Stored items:
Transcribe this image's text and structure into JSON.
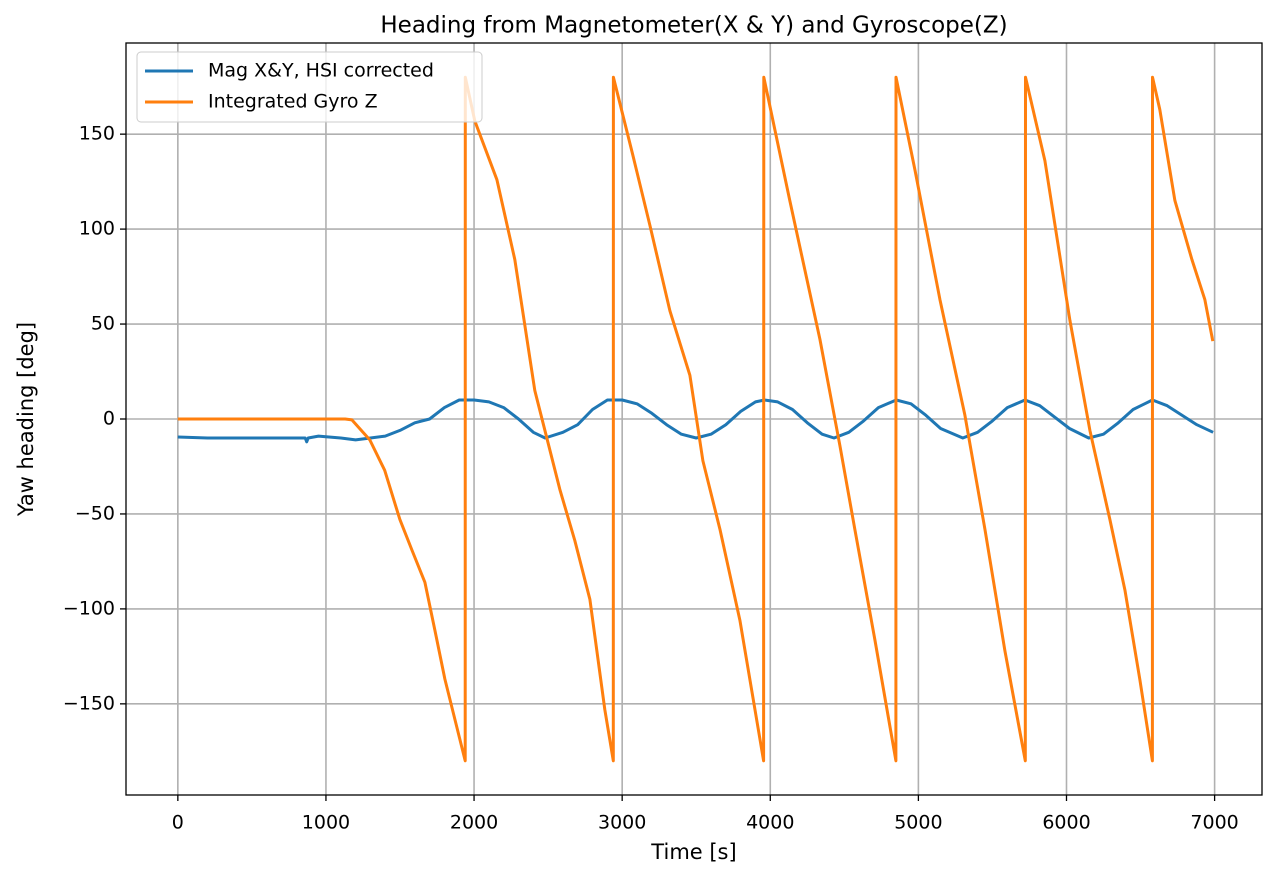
{
  "chart_data": {
    "type": "line",
    "title": "Heading from Magnetometer(X & Y) and Gyroscope(Z)",
    "x_label": "Time [s]",
    "y_label": "Yaw heading [deg]",
    "xlim": [
      -350,
      7320
    ],
    "ylim": [
      -198,
      198
    ],
    "xticks": [
      0,
      1000,
      2000,
      3000,
      4000,
      5000,
      6000,
      7000
    ],
    "yticks": [
      {
        "value": -150,
        "label": "−150"
      },
      {
        "value": -100,
        "label": "−100"
      },
      {
        "value": -50,
        "label": "−50"
      },
      0,
      50,
      100,
      150
    ],
    "grid": true,
    "legend": "upper left",
    "series": [
      {
        "name": "Mag X&Y, HSI corrected",
        "color": "#1f77b4",
        "x": [
          0,
          200,
          400,
          600,
          800,
          860,
          870,
          880,
          950,
          1100,
          1200,
          1300,
          1400,
          1500,
          1600,
          1700,
          1800,
          1900,
          2000,
          2100,
          2200,
          2300,
          2400,
          2480,
          2600,
          2700,
          2800,
          2900,
          3000,
          3100,
          3200,
          3300,
          3400,
          3500,
          3600,
          3700,
          3800,
          3900,
          3960,
          4050,
          4150,
          4250,
          4350,
          4430,
          4530,
          4630,
          4730,
          4850,
          4950,
          5050,
          5150,
          5300,
          5400,
          5500,
          5600,
          5720,
          5820,
          5920,
          6020,
          6150,
          6250,
          6350,
          6450,
          6580,
          6680,
          6780,
          6880,
          6990
        ],
        "values": [
          -9.5,
          -10,
          -10,
          -10,
          -10,
          -10,
          -12,
          -10,
          -9,
          -10,
          -11,
          -10,
          -9,
          -6,
          -2,
          0,
          6,
          10,
          10,
          9,
          6,
          0,
          -7,
          -10,
          -7,
          -3,
          5,
          10,
          10,
          8,
          3,
          -3,
          -8,
          -10,
          -8,
          -3,
          4,
          9,
          10,
          9,
          5,
          -2,
          -8,
          -10,
          -7,
          -1,
          6,
          10,
          8,
          2,
          -5,
          -10,
          -7,
          -1,
          6,
          10,
          7,
          1,
          -5,
          -10,
          -8,
          -2,
          5,
          10,
          7,
          2,
          -3,
          -7
        ]
      },
      {
        "name": "Integrated Gyro Z",
        "color": "#ff7f0e",
        "x": [
          0,
          1130,
          1175,
          1296,
          1397,
          1499,
          1580,
          1668,
          1735,
          1803,
          1940,
          1941,
          2005,
          2154,
          2275,
          2410,
          2579,
          2680,
          2782,
          2883,
          2940,
          2941,
          3072,
          3187,
          3322,
          3457,
          3545,
          3660,
          3795,
          3955,
          3956,
          4132,
          4335,
          4470,
          4571,
          4706,
          4848,
          4849,
          4977,
          5145,
          5314,
          5449,
          5584,
          5722,
          5723,
          5854,
          6023,
          6158,
          6293,
          6394,
          6495,
          6580,
          6581,
          6630,
          6732,
          6847,
          6934,
          6988
        ],
        "values": [
          0,
          0,
          -0.5,
          -11,
          -27,
          -53,
          -69,
          -86,
          -111,
          -137,
          -180,
          180,
          157,
          126,
          84,
          15,
          -37,
          -64,
          -95,
          -153,
          -180,
          180,
          139,
          102,
          57,
          23,
          -22,
          -58,
          -106,
          -180,
          180,
          115,
          42,
          -14,
          -58,
          -116,
          -180,
          180,
          131,
          63,
          2,
          -58,
          -122,
          -180,
          180,
          136,
          52,
          -6,
          -53,
          -90,
          -137,
          -180,
          180,
          163,
          115,
          84,
          63,
          41
        ]
      }
    ]
  }
}
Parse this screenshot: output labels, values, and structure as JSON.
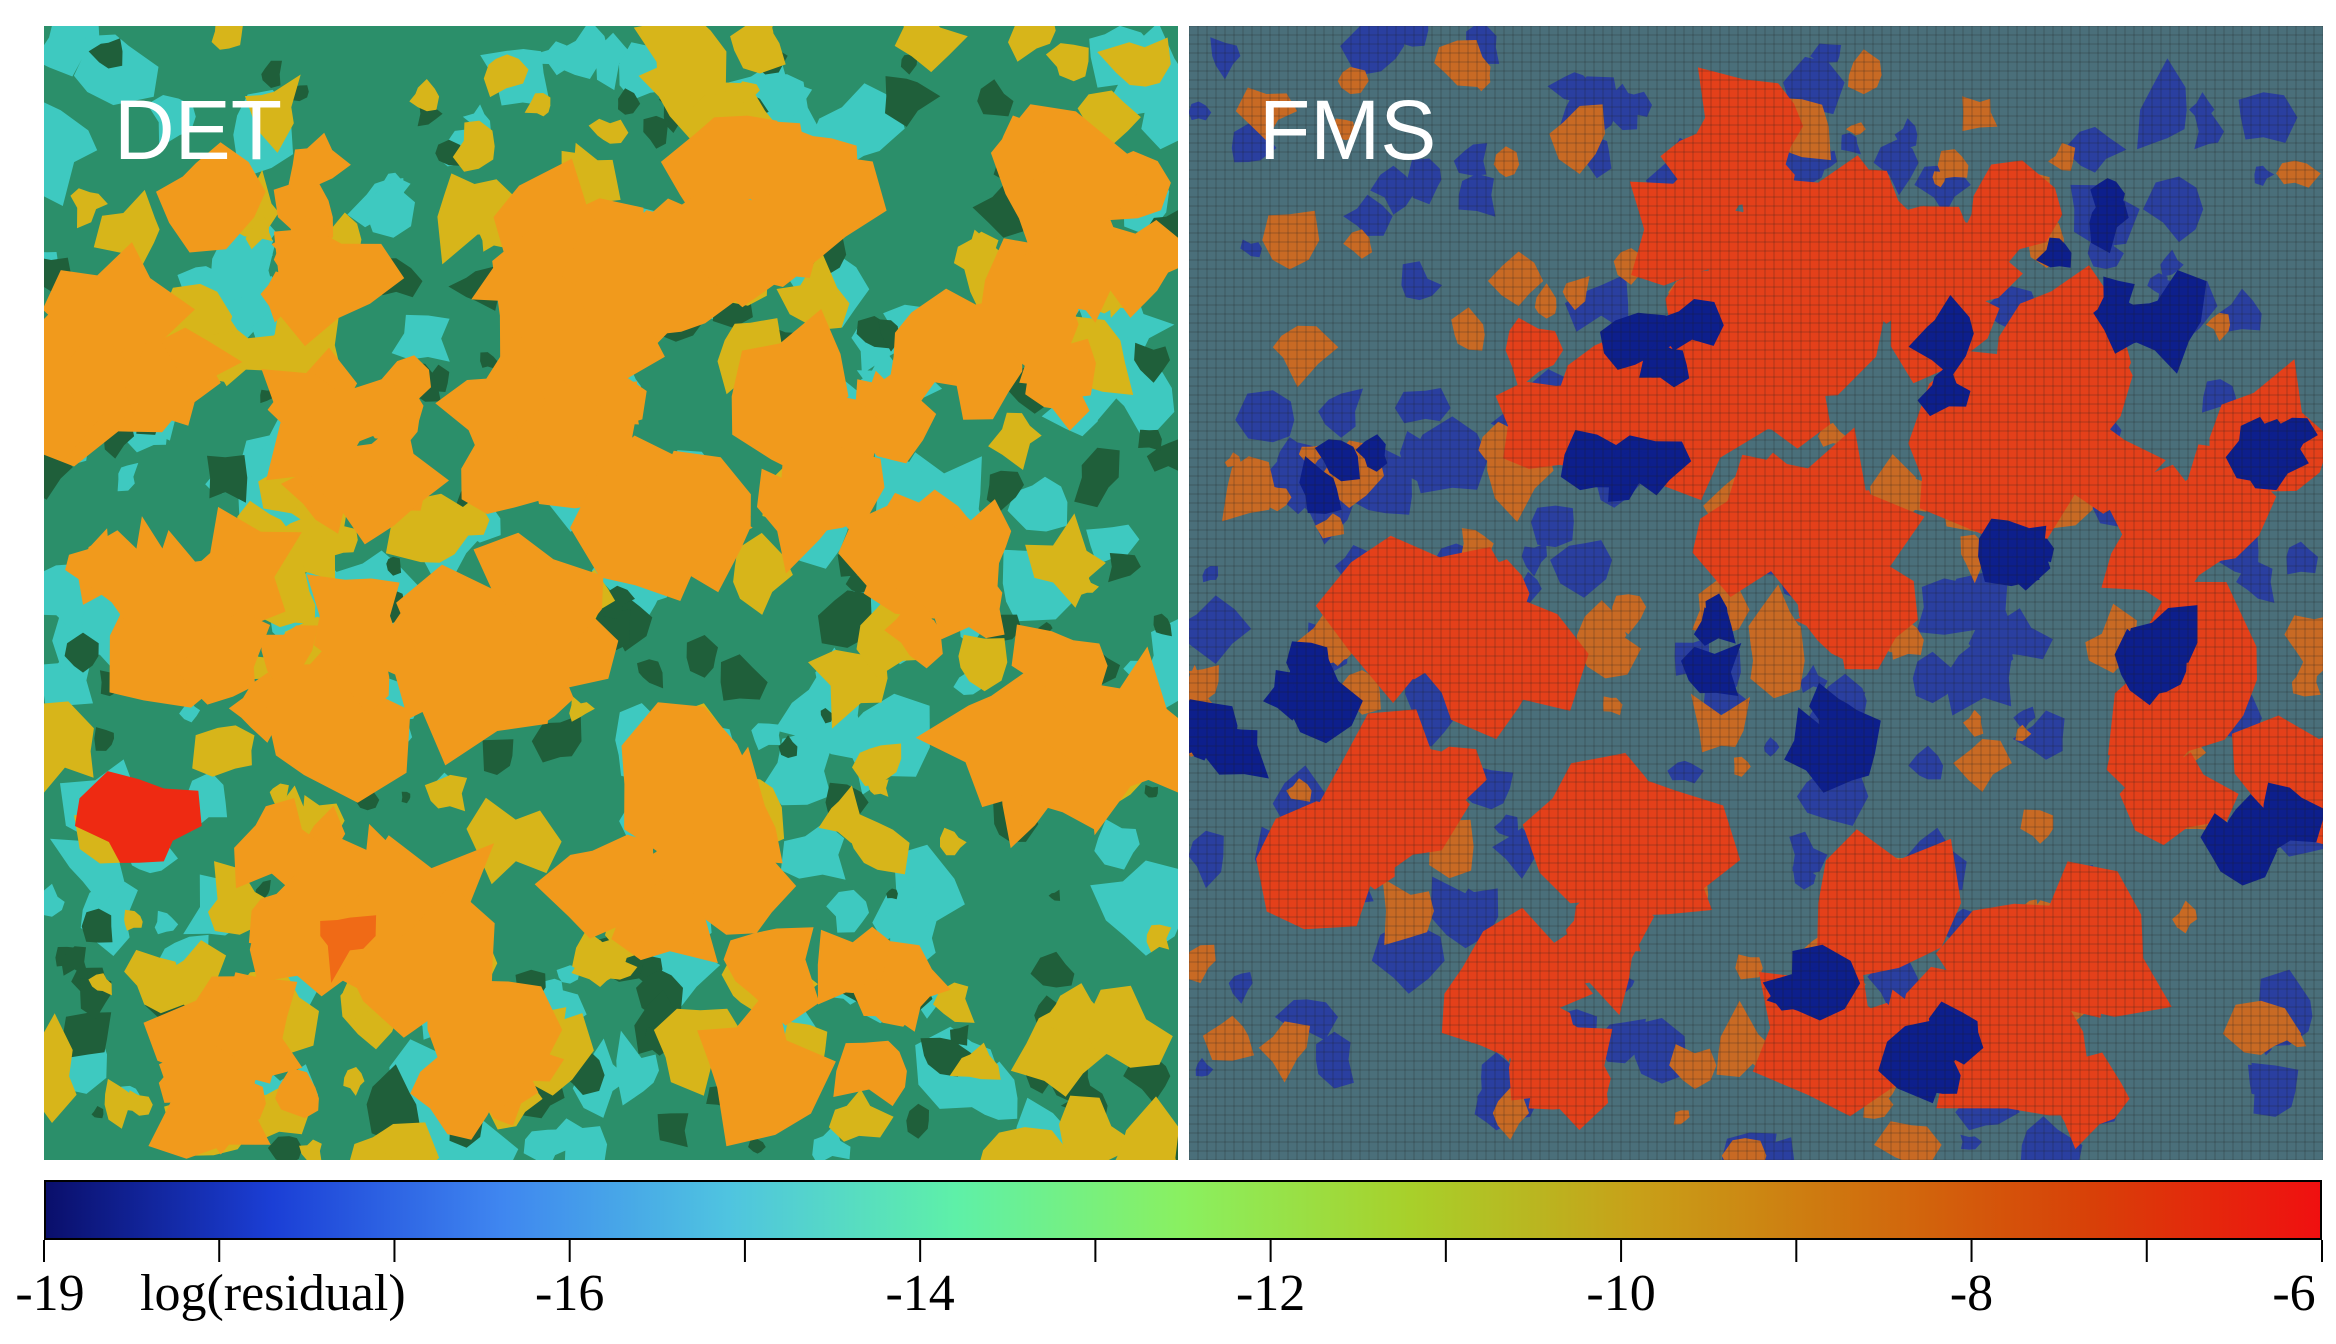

* [Task to complete]
Only the number is wanted: how many lines contain the string "JSON"?

* [Task answer]
2